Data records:
================================
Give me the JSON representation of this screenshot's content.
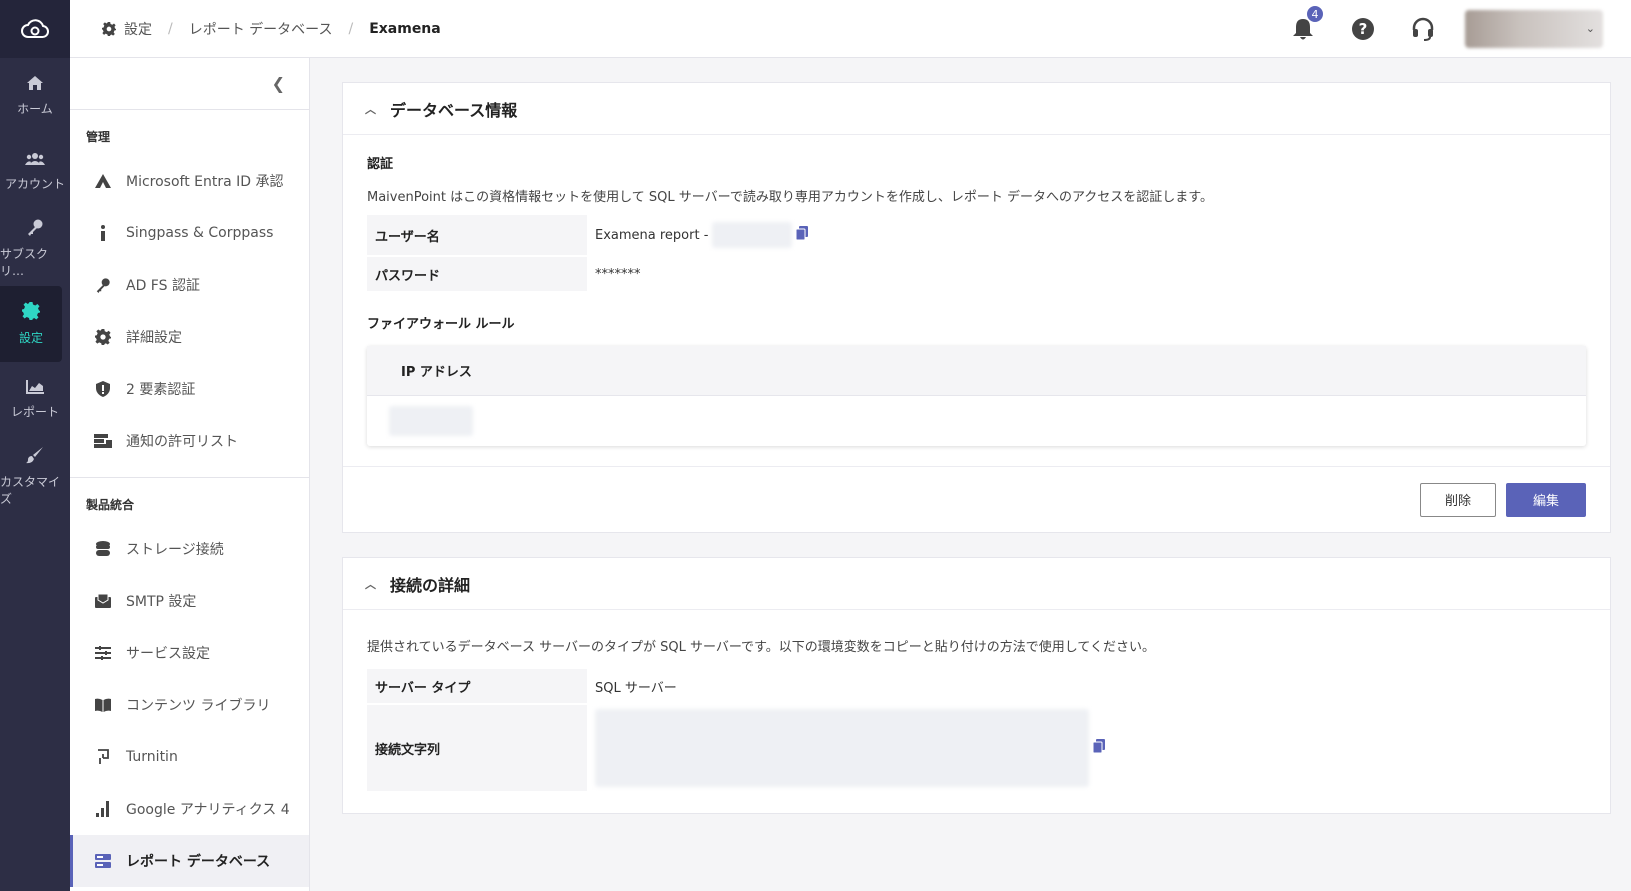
{
  "rail": {
    "items": [
      {
        "label": "ホーム",
        "icon": "home-icon"
      },
      {
        "label": "アカウント",
        "icon": "users-icon"
      },
      {
        "label": "サブスクリ…",
        "icon": "key-icon"
      },
      {
        "label": "設定",
        "icon": "gear-icon"
      },
      {
        "label": "レポート",
        "icon": "chart-icon"
      },
      {
        "label": "カスタマイズ",
        "icon": "brush-icon"
      }
    ]
  },
  "breadcrumb": {
    "root": "設定",
    "middle": "レポート データベース",
    "current": "Examena"
  },
  "topbar": {
    "notification_count": "4"
  },
  "sidebar": {
    "section_admin": "管理",
    "admin_items": [
      {
        "label": "Microsoft Entra ID 承認",
        "icon": "entra-icon"
      },
      {
        "label": "Singpass & Corppass",
        "icon": "info-icon"
      },
      {
        "label": "AD FS 認証",
        "icon": "key-icon"
      },
      {
        "label": "詳細設定",
        "icon": "gear-icon"
      },
      {
        "label": "2 要素認証",
        "icon": "shield-icon"
      },
      {
        "label": "通知の許可リスト",
        "icon": "allowlist-icon"
      }
    ],
    "section_integration": "製品統合",
    "integration_items": [
      {
        "label": "ストレージ接続",
        "icon": "database-icon"
      },
      {
        "label": "SMTP 設定",
        "icon": "mail-icon"
      },
      {
        "label": "サービス設定",
        "icon": "sliders-icon"
      },
      {
        "label": "コンテンツ ライブラリ",
        "icon": "book-icon"
      },
      {
        "label": "Turnitin",
        "icon": "turnitin-icon"
      },
      {
        "label": "Google アナリティクス 4",
        "icon": "analytics-icon"
      },
      {
        "label": "レポート データベース",
        "icon": "report-db-icon"
      }
    ]
  },
  "db_info": {
    "title": "データベース情報",
    "auth_title": "認証",
    "auth_desc": "MaivenPoint はこの資格情報セットを使用して SQL サーバーで読み取り専用アカウントを作成し、レポート データへのアクセスを認証します。",
    "username_label": "ユーザー名",
    "username_value": "Examena report -",
    "password_label": "パスワード",
    "password_value": "*******",
    "firewall_title": "ファイアウォール ルール",
    "ip_header": "IP アドレス",
    "delete_label": "削除",
    "edit_label": "編集"
  },
  "conn": {
    "title": "接続の詳細",
    "desc": "提供されているデータベース サーバーのタイプが SQL サーバーです。以下の環境変数をコピーと貼り付けの方法で使用してください。",
    "server_type_label": "サーバー タイプ",
    "server_type_value": "SQL サーバー",
    "conn_string_label": "接続文字列"
  }
}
================================
__Given request__. Write out the data precisely as given, excluding the pictures.

__Result__.
Give me the JSON representation of this screenshot's content.
{
  "rail": {
    "items": [
      {
        "label": "ホーム",
        "icon": "home-icon"
      },
      {
        "label": "アカウント",
        "icon": "users-icon"
      },
      {
        "label": "サブスクリ…",
        "icon": "key-icon"
      },
      {
        "label": "設定",
        "icon": "gear-icon"
      },
      {
        "label": "レポート",
        "icon": "chart-icon"
      },
      {
        "label": "カスタマイズ",
        "icon": "brush-icon"
      }
    ]
  },
  "breadcrumb": {
    "root": "設定",
    "middle": "レポート データベース",
    "current": "Examena"
  },
  "topbar": {
    "notification_count": "4"
  },
  "sidebar": {
    "section_admin": "管理",
    "admin_items": [
      {
        "label": "Microsoft Entra ID 承認",
        "icon": "entra-icon"
      },
      {
        "label": "Singpass & Corppass",
        "icon": "info-icon"
      },
      {
        "label": "AD FS 認証",
        "icon": "key-icon"
      },
      {
        "label": "詳細設定",
        "icon": "gear-icon"
      },
      {
        "label": "2 要素認証",
        "icon": "shield-icon"
      },
      {
        "label": "通知の許可リスト",
        "icon": "allowlist-icon"
      }
    ],
    "section_integration": "製品統合",
    "integration_items": [
      {
        "label": "ストレージ接続",
        "icon": "database-icon"
      },
      {
        "label": "SMTP 設定",
        "icon": "mail-icon"
      },
      {
        "label": "サービス設定",
        "icon": "sliders-icon"
      },
      {
        "label": "コンテンツ ライブラリ",
        "icon": "book-icon"
      },
      {
        "label": "Turnitin",
        "icon": "turnitin-icon"
      },
      {
        "label": "Google アナリティクス 4",
        "icon": "analytics-icon"
      },
      {
        "label": "レポート データベース",
        "icon": "report-db-icon"
      }
    ]
  },
  "db_info": {
    "title": "データベース情報",
    "auth_title": "認証",
    "auth_desc": "MaivenPoint はこの資格情報セットを使用して SQL サーバーで読み取り専用アカウントを作成し、レポート データへのアクセスを認証します。",
    "username_label": "ユーザー名",
    "username_value": "Examena report -",
    "password_label": "パスワード",
    "password_value": "*******",
    "firewall_title": "ファイアウォール ルール",
    "ip_header": "IP アドレス",
    "delete_label": "削除",
    "edit_label": "編集"
  },
  "conn": {
    "title": "接続の詳細",
    "desc": "提供されているデータベース サーバーのタイプが SQL サーバーです。以下の環境変数をコピーと貼り付けの方法で使用してください。",
    "server_type_label": "サーバー タイプ",
    "server_type_value": "SQL サーバー",
    "conn_string_label": "接続文字列"
  }
}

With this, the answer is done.